Word for word, copy all the data and drop the pictures.
-- begin Data in this exercise --
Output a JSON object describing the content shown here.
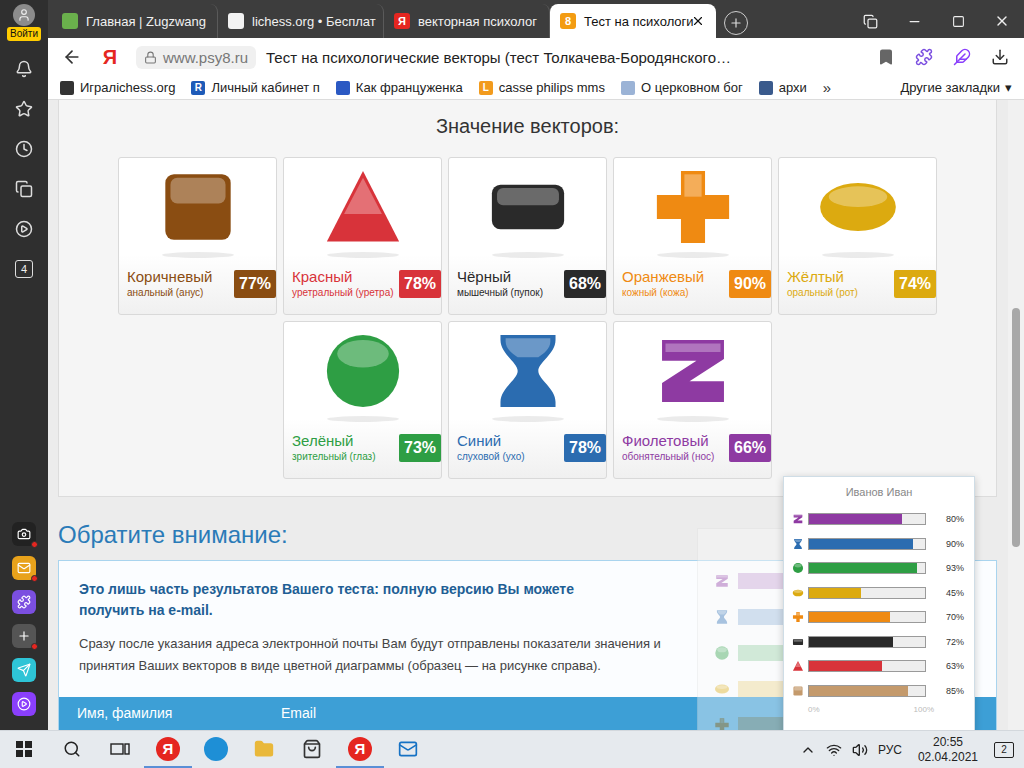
{
  "sidebar": {
    "login": "Войти",
    "badge": "4",
    "apps": [
      {
        "kind": "camera",
        "color": "#222222",
        "badge": true
      },
      {
        "kind": "mail",
        "color": "#e8a21b",
        "badge": true
      },
      {
        "kind": "puzzle",
        "color": "#7b4fe0",
        "badge": false
      },
      {
        "kind": "plus",
        "color": "#555555",
        "badge": true
      },
      {
        "kind": "send",
        "color": "#2ec4d6",
        "badge": false
      },
      {
        "kind": "alice",
        "color": "#8a3ffc",
        "badge": false
      }
    ]
  },
  "tabs": [
    {
      "label": "Главная | Zugzwang",
      "selected": false,
      "color": "#6ab04c"
    },
    {
      "label": "lichess.org • Бесплат",
      "selected": false,
      "color": "#f2f2f2"
    },
    {
      "label": "векторная психолог",
      "selected": false,
      "favicon": "Я",
      "color": "#e52620"
    },
    {
      "label": "Тест на психологи",
      "selected": true,
      "favicon": "8",
      "color": "#f39c12"
    }
  ],
  "address": {
    "brand": "Я",
    "domain": "www.psy8.ru",
    "title": "Тест на психологические векторы (тест Толкачева-Бородянского…"
  },
  "bookmarks": {
    "items": [
      {
        "label": "Игралichess.org",
        "color": "#333333"
      },
      {
        "label": "Личный кабинет п",
        "glyph": "R",
        "color": "#1e5bb8"
      },
      {
        "label": "Как француженка",
        "color": "#2b59c3"
      },
      {
        "label": "casse philips mms",
        "glyph": "L",
        "color": "#f29b1d"
      },
      {
        "label": "О церковном бог",
        "color": "#9bb3d6"
      },
      {
        "label": "архи",
        "color": "#3a5a8c"
      }
    ],
    "more": "»",
    "other": "Другие закладки",
    "other_arrow": "▾"
  },
  "vectors": {
    "title": "Значение векторов:",
    "items": [
      {
        "name": "Коричневый",
        "organ": "анальный (анус)",
        "value": "77%",
        "kind": "square",
        "color": "#8a4d12"
      },
      {
        "name": "Красный",
        "organ": "уретральный (уретра)",
        "value": "78%",
        "kind": "triangle",
        "color": "#d8333a"
      },
      {
        "name": "Чёрный",
        "organ": "мышечный (пупок)",
        "value": "68%",
        "kind": "bar",
        "color": "#2a2a2a"
      },
      {
        "name": "Оранжевый",
        "organ": "кожный (кожа)",
        "value": "90%",
        "kind": "cross",
        "color": "#ef8a12"
      },
      {
        "name": "Жёлтый",
        "organ": "оральный (рот)",
        "value": "74%",
        "kind": "oval",
        "color": "#dcaa10"
      },
      {
        "name": "Зелёный",
        "organ": "зрительный (глаз)",
        "value": "73%",
        "kind": "circle",
        "color": "#2e9e44"
      },
      {
        "name": "Синий",
        "organ": "слуховой (ухо)",
        "value": "78%",
        "kind": "hourglass",
        "color": "#2b6cb0"
      },
      {
        "name": "Фиолетовый",
        "organ": "обонятельный (нос)",
        "value": "66%",
        "kind": "zigzag",
        "color": "#8e3aa2"
      }
    ]
  },
  "notice": {
    "title": "Обратите внимание:",
    "lead": "Это лишь часть результатов Вашего теста: полную версию Вы можете получить на e-mail.",
    "text": "Сразу после указания адреса электронной почты Вам будут отправлены показатели значения и принятия Ваших векторов в виде цветной диаграммы (образец — на рисунке справа).",
    "fields": [
      "Имя, фамилия",
      "Email"
    ]
  },
  "sample_chart": {
    "title": "Иванов Иван",
    "ticks": [
      "0%",
      "100%"
    ],
    "rows": [
      {
        "kind": "zigzag",
        "color": "#8e3aa2",
        "value": 80,
        "label": "80%"
      },
      {
        "kind": "hourglass",
        "color": "#2b6cb0",
        "value": 90,
        "label": "90%"
      },
      {
        "kind": "circle",
        "color": "#2e9e44",
        "value": 93,
        "label": "93%"
      },
      {
        "kind": "oval",
        "color": "#dcaa10",
        "value": 45,
        "label": "45%"
      },
      {
        "kind": "cross",
        "color": "#ef8a12",
        "value": 70,
        "label": "70%"
      },
      {
        "kind": "bar",
        "color": "#2a2a2a",
        "value": 72,
        "label": "72%"
      },
      {
        "kind": "triangle",
        "color": "#d8333a",
        "value": 63,
        "label": "63%"
      },
      {
        "kind": "square",
        "color": "#c49a6c",
        "value": 85,
        "label": "85%"
      }
    ]
  },
  "scrollbar": {
    "offset": 0.33,
    "size": 0.38
  },
  "taskbar": {
    "apps": [
      {
        "kind": "yandex",
        "glyph": "Я",
        "color": "#e52620",
        "running": true
      },
      {
        "kind": "edge",
        "color": "#1e8fd6",
        "running": false
      },
      {
        "kind": "folder",
        "color": "#e9b83a",
        "running": false
      },
      {
        "kind": "store",
        "color": "#333333",
        "running": false
      },
      {
        "kind": "yandex-browser",
        "glyph": "Я",
        "color": "#e52620",
        "running": true
      },
      {
        "kind": "mail",
        "color": "#1672c4",
        "running": false
      }
    ],
    "lang": "РУС",
    "time": "20:55",
    "date": "02.04.2021",
    "notifications": "2"
  }
}
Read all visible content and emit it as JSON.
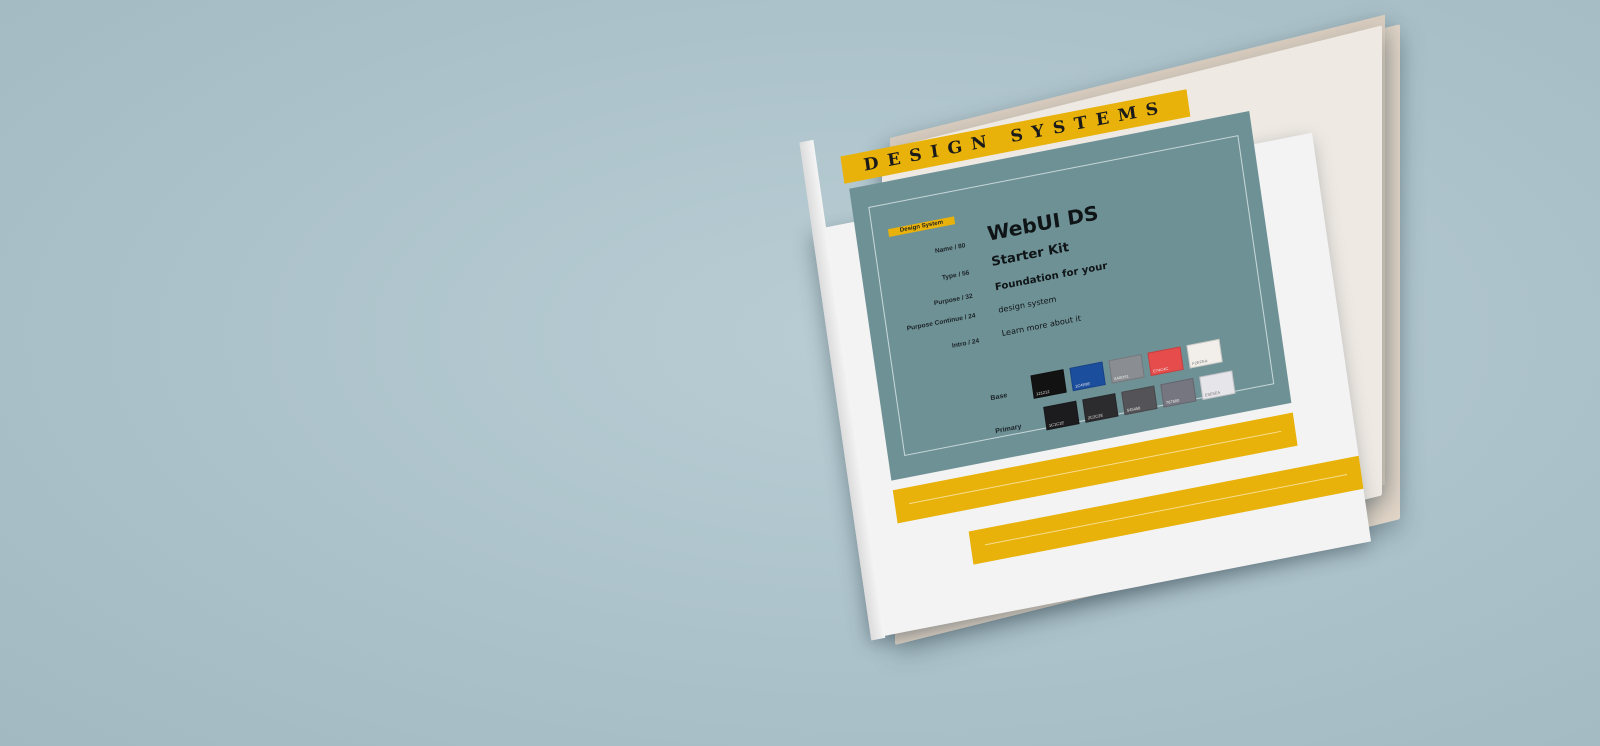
-- end Data in this exercise --
_Exercise solution_.
Output a JSON object describing the content shown here.
{
  "sidebar": {
    "login": "Войти",
    "badge": "4",
    "apps": [
      {
        "kind": "camera",
        "color": "#222222",
        "badge": true
      },
      {
        "kind": "mail",
        "color": "#e8a21b",
        "badge": true
      },
      {
        "kind": "puzzle",
        "color": "#7b4fe0",
        "badge": false
      },
      {
        "kind": "plus",
        "color": "#555555",
        "badge": true
      },
      {
        "kind": "send",
        "color": "#2ec4d6",
        "badge": false
      },
      {
        "kind": "alice",
        "color": "#8a3ffc",
        "badge": false
      }
    ]
  },
  "tabs": [
    {
      "label": "Главная | Zugzwang",
      "selected": false,
      "color": "#6ab04c"
    },
    {
      "label": "lichess.org • Бесплат",
      "selected": false,
      "color": "#f2f2f2"
    },
    {
      "label": "векторная психолог",
      "selected": false,
      "favicon": "Я",
      "color": "#e52620"
    },
    {
      "label": "Тест на психологи",
      "selected": true,
      "favicon": "8",
      "color": "#f39c12"
    }
  ],
  "address": {
    "brand": "Я",
    "domain": "www.psy8.ru",
    "title": "Тест на психологические векторы (тест Толкачева-Бородянского…"
  },
  "bookmarks": {
    "items": [
      {
        "label": "Игралichess.org",
        "color": "#333333"
      },
      {
        "label": "Личный кабинет п",
        "glyph": "R",
        "color": "#1e5bb8"
      },
      {
        "label": "Как француженка",
        "color": "#2b59c3"
      },
      {
        "label": "casse philips mms",
        "glyph": "L",
        "color": "#f29b1d"
      },
      {
        "label": "О церковном бог",
        "color": "#9bb3d6"
      },
      {
        "label": "архи",
        "color": "#3a5a8c"
      }
    ],
    "more": "»",
    "other": "Другие закладки",
    "other_arrow": "▾"
  },
  "vectors": {
    "title": "Значение векторов:",
    "items": [
      {
        "name": "Коричневый",
        "organ": "анальный (анус)",
        "value": "77%",
        "kind": "square",
        "color": "#8a4d12"
      },
      {
        "name": "Красный",
        "organ": "уретральный (уретра)",
        "value": "78%",
        "kind": "triangle",
        "color": "#d8333a"
      },
      {
        "name": "Чёрный",
        "organ": "мышечный (пупок)",
        "value": "68%",
        "kind": "bar",
        "color": "#2a2a2a"
      },
      {
        "name": "Оранжевый",
        "organ": "кожный (кожа)",
        "value": "90%",
        "kind": "cross",
        "color": "#ef8a12"
      },
      {
        "name": "Жёлтый",
        "organ": "оральный (рот)",
        "value": "74%",
        "kind": "oval",
        "color": "#dcaa10"
      },
      {
        "name": "Зелёный",
        "organ": "зрительный (глаз)",
        "value": "73%",
        "kind": "circle",
        "color": "#2e9e44"
      },
      {
        "name": "Синий",
        "organ": "слуховой (ухо)",
        "value": "78%",
        "kind": "hourglass",
        "color": "#2b6cb0"
      },
      {
        "name": "Фиолетовый",
        "organ": "обонятельный (нос)",
        "value": "66%",
        "kind": "zigzag",
        "color": "#8e3aa2"
      }
    ]
  },
  "notice": {
    "title": "Обратите внимание:",
    "lead": "Это лишь часть результатов Вашего теста: полную версию Вы можете получить на e-mail.",
    "text": "Сразу после указания адреса электронной почты Вам будут отправлены показатели значения и принятия Ваших векторов в виде цветной диаграммы (образец — на рисунке справа).",
    "fields": [
      "Имя, фамилия",
      "Email"
    ]
  },
  "sample_chart": {
    "title": "Иванов Иван",
    "ticks": [
      "0%",
      "100%"
    ],
    "rows": [
      {
        "kind": "zigzag",
        "color": "#8e3aa2",
        "value": 80,
        "label": "80%"
      },
      {
        "kind": "hourglass",
        "color": "#2b6cb0",
        "value": 90,
        "label": "90%"
      },
      {
        "kind": "circle",
        "color": "#2e9e44",
        "value": 93,
        "label": "93%"
      },
      {
        "kind": "oval",
        "color": "#dcaa10",
        "value": 45,
        "label": "45%"
      },
      {
        "kind": "cross",
        "color": "#ef8a12",
        "value": 70,
        "label": "70%"
      },
      {
        "kind": "bar",
        "color": "#2a2a2a",
        "value": 72,
        "label": "72%"
      },
      {
        "kind": "triangle",
        "color": "#d8333a",
        "value": 63,
        "label": "63%"
      },
      {
        "kind": "square",
        "color": "#c49a6c",
        "value": 85,
        "label": "85%"
      }
    ]
  },
  "scrollbar": {
    "offset": 0.33,
    "size": 0.38
  },
  "taskbar": {
    "apps": [
      {
        "kind": "yandex",
        "glyph": "Я",
        "color": "#e52620",
        "running": true
      },
      {
        "kind": "edge",
        "color": "#1e8fd6",
        "running": false
      },
      {
        "kind": "folder",
        "color": "#e9b83a",
        "running": false
      },
      {
        "kind": "store",
        "color": "#333333",
        "running": false
      },
      {
        "kind": "yandex-browser",
        "glyph": "Я",
        "color": "#e52620",
        "running": true
      },
      {
        "kind": "mail",
        "color": "#1672c4",
        "running": false
      }
    ],
    "lang": "РУС",
    "time": "20:55",
    "date": "02.04.2021",
    "notifications": "2"
  }
}
Read all visible content and emit it as JSON.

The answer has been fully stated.